● What needs to be done
Where a line holds "Americans", copy it.

___ Extracted records

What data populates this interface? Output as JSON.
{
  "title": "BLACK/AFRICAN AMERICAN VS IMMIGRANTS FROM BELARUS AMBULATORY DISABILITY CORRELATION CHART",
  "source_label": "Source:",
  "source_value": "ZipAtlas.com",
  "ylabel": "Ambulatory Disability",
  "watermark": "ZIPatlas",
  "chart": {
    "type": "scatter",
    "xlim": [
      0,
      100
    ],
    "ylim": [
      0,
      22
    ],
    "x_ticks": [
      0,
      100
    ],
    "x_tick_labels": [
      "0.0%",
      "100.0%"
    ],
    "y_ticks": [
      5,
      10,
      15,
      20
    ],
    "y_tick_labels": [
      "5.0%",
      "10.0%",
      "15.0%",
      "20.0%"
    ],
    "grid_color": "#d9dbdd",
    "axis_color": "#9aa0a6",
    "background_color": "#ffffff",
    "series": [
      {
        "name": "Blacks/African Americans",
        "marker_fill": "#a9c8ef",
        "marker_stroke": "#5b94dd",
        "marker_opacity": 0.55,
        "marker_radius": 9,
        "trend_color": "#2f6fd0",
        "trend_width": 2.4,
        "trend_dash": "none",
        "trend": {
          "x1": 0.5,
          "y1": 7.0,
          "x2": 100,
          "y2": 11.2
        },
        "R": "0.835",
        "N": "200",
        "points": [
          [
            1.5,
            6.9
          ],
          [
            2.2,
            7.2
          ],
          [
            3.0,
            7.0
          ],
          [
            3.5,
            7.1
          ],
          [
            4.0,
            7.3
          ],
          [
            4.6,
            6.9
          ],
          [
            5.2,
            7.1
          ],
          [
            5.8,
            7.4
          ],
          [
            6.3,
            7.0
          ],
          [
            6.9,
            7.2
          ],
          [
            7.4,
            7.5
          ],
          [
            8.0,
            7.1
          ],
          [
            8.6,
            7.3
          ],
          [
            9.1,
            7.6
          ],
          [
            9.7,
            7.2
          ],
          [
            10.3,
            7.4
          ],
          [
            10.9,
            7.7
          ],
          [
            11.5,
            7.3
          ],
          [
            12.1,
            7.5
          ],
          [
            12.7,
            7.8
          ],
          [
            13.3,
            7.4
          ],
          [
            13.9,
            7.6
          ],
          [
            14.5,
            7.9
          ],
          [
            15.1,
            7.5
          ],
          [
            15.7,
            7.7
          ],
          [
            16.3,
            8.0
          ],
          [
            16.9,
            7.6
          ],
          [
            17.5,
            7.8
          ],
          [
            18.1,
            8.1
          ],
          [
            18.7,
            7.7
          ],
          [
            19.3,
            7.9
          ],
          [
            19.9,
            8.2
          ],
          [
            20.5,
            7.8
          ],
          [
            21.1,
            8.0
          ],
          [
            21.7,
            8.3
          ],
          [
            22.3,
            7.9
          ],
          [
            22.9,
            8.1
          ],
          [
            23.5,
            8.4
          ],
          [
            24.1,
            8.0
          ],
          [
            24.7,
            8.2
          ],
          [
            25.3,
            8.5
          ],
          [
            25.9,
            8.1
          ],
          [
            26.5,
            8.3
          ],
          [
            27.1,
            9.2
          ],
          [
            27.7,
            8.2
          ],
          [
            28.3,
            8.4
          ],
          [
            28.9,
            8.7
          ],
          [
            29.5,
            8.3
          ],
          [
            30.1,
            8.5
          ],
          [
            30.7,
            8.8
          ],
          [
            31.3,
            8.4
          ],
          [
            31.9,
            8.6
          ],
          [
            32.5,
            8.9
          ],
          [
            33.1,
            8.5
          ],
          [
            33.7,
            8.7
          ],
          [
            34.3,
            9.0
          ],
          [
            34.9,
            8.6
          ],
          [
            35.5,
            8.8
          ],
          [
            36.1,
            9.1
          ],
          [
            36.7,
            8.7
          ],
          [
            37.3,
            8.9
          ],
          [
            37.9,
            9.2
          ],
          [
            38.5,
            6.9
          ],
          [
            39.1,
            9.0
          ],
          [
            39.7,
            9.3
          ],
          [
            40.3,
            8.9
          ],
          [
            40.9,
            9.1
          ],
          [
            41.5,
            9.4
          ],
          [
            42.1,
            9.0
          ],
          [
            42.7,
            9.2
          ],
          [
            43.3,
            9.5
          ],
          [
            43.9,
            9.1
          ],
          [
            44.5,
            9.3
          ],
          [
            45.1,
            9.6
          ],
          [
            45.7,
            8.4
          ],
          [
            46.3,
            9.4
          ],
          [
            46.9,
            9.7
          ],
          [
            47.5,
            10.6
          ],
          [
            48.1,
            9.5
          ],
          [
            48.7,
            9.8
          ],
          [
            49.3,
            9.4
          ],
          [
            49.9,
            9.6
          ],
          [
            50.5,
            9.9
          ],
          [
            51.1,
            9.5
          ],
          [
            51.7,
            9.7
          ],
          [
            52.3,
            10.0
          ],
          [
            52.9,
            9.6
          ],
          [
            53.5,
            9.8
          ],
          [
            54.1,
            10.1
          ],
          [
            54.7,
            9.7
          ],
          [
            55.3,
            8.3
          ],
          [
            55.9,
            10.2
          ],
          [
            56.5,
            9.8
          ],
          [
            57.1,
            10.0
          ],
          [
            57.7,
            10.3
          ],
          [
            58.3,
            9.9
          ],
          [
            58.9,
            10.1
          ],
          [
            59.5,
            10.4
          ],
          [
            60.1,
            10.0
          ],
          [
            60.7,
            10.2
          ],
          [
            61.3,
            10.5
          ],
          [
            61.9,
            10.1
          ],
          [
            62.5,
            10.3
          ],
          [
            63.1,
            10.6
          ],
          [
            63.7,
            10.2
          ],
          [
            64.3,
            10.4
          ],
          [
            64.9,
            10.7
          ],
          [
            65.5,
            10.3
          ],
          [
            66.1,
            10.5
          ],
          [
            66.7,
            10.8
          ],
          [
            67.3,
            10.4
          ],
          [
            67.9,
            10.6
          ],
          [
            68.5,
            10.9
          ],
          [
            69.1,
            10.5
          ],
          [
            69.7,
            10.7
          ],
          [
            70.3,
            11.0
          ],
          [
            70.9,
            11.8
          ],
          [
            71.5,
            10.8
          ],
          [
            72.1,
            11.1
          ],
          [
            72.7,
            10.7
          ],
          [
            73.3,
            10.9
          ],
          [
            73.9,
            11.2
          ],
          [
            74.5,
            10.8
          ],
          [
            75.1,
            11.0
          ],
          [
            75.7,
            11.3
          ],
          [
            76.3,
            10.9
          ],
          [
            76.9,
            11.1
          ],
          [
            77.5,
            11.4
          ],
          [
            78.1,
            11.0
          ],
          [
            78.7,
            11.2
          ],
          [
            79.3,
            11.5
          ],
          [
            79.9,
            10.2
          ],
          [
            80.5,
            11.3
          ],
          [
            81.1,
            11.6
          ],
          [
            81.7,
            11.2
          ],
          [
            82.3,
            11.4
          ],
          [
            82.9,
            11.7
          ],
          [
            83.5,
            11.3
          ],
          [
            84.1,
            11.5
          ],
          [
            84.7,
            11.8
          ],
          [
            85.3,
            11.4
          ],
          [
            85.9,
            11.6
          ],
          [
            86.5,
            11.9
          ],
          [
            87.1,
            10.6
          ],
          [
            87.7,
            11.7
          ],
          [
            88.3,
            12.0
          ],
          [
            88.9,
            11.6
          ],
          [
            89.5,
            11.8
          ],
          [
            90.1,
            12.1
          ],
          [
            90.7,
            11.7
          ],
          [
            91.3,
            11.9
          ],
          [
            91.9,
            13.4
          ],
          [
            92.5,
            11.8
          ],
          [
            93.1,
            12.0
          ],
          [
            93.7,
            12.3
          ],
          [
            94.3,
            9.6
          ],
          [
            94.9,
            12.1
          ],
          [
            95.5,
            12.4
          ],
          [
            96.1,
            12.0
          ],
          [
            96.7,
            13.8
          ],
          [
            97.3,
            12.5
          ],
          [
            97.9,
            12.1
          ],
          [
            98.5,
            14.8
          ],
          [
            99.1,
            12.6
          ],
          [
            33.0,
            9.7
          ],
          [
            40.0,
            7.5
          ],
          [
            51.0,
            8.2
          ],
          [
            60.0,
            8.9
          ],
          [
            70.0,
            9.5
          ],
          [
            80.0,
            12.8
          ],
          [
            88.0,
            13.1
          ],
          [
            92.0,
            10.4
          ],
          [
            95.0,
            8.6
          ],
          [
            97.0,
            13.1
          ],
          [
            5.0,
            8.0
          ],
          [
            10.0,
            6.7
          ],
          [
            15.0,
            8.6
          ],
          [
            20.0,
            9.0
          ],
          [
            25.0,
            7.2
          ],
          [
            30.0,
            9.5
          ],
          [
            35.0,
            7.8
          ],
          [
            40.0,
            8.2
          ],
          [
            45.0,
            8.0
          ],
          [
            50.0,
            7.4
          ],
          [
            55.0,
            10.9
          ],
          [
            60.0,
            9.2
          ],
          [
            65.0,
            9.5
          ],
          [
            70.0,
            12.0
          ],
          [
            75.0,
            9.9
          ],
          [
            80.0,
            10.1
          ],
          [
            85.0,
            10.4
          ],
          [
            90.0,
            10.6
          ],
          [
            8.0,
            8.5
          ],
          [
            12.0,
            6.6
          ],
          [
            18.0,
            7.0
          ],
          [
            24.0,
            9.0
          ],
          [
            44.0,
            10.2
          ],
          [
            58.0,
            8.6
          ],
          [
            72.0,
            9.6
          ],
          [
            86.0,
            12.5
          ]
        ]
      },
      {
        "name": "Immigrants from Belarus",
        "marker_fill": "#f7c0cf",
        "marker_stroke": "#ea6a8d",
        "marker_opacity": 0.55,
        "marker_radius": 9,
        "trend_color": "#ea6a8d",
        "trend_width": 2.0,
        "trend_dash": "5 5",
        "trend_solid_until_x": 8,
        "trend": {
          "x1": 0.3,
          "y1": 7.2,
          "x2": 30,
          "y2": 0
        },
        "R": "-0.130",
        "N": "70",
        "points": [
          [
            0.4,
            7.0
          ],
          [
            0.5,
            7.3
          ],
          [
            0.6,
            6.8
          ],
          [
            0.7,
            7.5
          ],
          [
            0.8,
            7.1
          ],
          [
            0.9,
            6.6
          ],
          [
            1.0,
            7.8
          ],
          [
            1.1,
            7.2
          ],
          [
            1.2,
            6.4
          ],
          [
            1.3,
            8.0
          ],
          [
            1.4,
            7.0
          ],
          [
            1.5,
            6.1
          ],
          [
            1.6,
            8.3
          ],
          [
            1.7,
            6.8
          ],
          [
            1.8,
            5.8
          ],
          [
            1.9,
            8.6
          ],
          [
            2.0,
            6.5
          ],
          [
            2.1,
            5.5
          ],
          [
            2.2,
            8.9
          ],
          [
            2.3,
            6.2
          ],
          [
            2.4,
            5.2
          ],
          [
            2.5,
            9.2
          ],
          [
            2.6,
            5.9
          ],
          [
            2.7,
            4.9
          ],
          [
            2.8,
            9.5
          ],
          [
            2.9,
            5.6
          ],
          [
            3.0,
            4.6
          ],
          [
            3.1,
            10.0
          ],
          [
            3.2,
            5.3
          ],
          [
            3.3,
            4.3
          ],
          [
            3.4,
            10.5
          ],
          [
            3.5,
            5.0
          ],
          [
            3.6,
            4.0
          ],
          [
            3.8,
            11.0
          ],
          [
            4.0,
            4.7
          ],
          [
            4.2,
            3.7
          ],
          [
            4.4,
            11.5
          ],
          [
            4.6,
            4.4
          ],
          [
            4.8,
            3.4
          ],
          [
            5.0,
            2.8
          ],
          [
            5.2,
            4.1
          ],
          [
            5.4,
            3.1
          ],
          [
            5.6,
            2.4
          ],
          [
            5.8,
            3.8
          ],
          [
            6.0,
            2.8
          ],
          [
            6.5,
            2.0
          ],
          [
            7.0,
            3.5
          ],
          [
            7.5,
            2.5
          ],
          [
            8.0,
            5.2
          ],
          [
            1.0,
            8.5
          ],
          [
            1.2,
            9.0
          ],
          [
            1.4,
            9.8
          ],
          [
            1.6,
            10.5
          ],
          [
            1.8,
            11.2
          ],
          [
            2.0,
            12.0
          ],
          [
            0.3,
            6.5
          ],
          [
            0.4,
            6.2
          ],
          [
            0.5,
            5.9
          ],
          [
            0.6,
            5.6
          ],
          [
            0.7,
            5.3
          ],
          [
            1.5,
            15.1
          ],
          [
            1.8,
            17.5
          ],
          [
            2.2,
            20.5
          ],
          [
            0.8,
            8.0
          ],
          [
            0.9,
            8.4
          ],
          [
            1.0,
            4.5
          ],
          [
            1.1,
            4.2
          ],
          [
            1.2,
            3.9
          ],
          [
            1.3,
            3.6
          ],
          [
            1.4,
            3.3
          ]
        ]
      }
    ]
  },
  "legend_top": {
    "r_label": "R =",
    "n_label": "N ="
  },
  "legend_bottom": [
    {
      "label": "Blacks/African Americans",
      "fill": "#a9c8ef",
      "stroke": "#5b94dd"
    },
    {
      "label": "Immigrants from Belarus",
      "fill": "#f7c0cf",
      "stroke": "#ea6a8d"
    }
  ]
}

______

● Output for this exercise
        "name": "Blacks/African Americans",
      "label": "Blacks/African Americans",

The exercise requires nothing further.